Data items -
BEGIN

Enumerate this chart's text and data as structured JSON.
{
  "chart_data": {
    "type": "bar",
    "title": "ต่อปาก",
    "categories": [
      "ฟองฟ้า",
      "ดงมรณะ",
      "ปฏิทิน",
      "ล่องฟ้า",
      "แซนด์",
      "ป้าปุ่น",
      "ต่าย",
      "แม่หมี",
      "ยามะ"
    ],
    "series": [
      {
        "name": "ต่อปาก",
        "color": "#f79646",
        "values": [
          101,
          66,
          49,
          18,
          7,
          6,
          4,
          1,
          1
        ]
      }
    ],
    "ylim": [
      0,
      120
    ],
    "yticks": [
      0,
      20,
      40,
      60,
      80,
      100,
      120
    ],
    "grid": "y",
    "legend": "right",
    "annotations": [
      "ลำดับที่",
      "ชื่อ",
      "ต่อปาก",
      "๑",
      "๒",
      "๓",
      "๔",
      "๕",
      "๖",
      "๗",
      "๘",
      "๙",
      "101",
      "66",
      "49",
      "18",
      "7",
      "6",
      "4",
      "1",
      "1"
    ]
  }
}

END
BEGIN

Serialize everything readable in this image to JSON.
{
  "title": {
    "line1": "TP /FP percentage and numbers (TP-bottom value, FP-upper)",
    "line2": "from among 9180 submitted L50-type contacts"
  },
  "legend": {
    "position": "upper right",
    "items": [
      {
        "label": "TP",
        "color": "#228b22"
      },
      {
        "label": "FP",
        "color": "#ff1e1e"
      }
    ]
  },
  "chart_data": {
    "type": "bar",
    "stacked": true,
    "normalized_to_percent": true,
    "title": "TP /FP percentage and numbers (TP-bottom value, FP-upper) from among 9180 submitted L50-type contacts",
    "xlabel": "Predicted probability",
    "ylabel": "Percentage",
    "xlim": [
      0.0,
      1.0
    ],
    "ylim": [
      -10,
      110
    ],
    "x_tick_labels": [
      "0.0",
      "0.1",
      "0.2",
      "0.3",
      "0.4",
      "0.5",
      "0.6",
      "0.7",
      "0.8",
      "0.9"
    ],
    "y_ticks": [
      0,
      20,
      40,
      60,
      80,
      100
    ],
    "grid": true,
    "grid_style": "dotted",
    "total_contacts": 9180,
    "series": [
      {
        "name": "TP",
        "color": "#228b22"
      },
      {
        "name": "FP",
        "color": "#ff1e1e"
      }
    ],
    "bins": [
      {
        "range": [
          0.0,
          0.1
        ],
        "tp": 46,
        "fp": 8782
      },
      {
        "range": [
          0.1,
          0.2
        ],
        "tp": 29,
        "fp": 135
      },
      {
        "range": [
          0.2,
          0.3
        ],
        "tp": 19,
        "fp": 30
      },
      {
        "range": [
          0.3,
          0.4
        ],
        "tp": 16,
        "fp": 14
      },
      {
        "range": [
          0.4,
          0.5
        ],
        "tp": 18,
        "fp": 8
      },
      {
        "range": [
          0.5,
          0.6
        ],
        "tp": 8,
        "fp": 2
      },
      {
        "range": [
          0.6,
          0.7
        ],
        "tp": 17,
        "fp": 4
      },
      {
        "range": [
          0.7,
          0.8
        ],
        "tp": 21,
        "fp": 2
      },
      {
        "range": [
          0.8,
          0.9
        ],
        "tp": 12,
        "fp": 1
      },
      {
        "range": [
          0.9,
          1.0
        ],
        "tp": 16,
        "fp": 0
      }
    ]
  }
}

END
BEGIN

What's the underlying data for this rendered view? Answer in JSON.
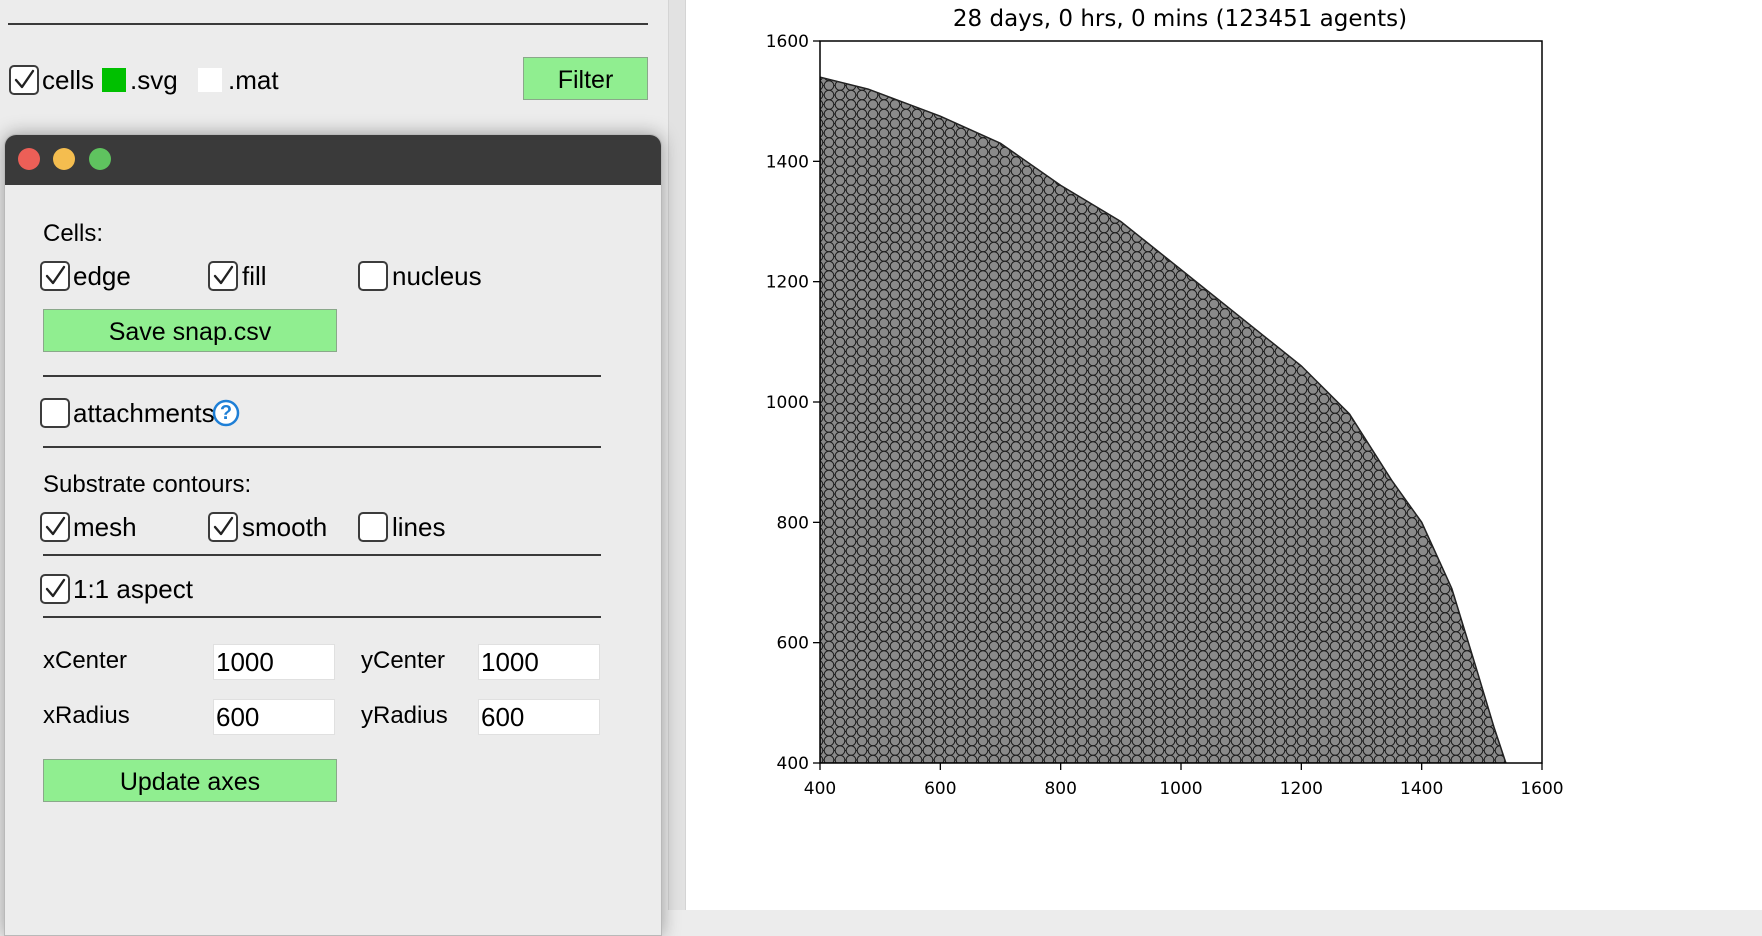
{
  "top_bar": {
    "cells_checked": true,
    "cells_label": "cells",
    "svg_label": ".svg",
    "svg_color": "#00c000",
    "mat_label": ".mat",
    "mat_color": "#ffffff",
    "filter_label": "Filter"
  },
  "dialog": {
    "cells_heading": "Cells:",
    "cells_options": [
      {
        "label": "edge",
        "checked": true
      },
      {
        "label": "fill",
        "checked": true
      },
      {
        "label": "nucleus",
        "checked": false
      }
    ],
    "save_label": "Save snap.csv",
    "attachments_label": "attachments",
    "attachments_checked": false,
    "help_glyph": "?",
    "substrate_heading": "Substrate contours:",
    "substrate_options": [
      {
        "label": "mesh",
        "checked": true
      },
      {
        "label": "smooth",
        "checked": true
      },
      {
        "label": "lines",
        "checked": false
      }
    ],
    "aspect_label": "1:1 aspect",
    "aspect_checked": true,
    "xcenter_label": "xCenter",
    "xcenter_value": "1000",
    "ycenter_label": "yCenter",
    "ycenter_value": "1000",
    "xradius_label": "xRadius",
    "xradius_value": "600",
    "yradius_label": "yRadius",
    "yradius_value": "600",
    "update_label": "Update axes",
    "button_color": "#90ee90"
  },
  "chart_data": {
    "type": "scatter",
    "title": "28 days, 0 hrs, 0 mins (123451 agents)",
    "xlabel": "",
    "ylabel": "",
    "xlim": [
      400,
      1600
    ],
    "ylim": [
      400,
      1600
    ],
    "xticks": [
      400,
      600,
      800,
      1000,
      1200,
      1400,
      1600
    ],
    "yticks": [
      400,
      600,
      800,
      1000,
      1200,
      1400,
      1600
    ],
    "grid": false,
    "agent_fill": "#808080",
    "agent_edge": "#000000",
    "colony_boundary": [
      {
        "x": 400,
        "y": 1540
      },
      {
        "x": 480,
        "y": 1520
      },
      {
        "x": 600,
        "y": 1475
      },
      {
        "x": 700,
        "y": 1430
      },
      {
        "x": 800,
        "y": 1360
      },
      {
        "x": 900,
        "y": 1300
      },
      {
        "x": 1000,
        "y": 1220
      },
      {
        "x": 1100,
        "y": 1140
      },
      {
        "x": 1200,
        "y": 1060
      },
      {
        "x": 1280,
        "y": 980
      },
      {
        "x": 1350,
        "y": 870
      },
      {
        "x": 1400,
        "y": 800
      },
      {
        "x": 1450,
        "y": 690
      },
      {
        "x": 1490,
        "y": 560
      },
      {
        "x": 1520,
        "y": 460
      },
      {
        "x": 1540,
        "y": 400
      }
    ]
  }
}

END

Go through the listing above and list every line that has the word "upper".

    "line1": "TP /FP percentage and numbers (TP-bottom value, FP-upper)",
    "position": "upper right",
    "title": "TP /FP percentage and numbers (TP-bottom value, FP-upper) from among 9180 submitted L50-type contacts",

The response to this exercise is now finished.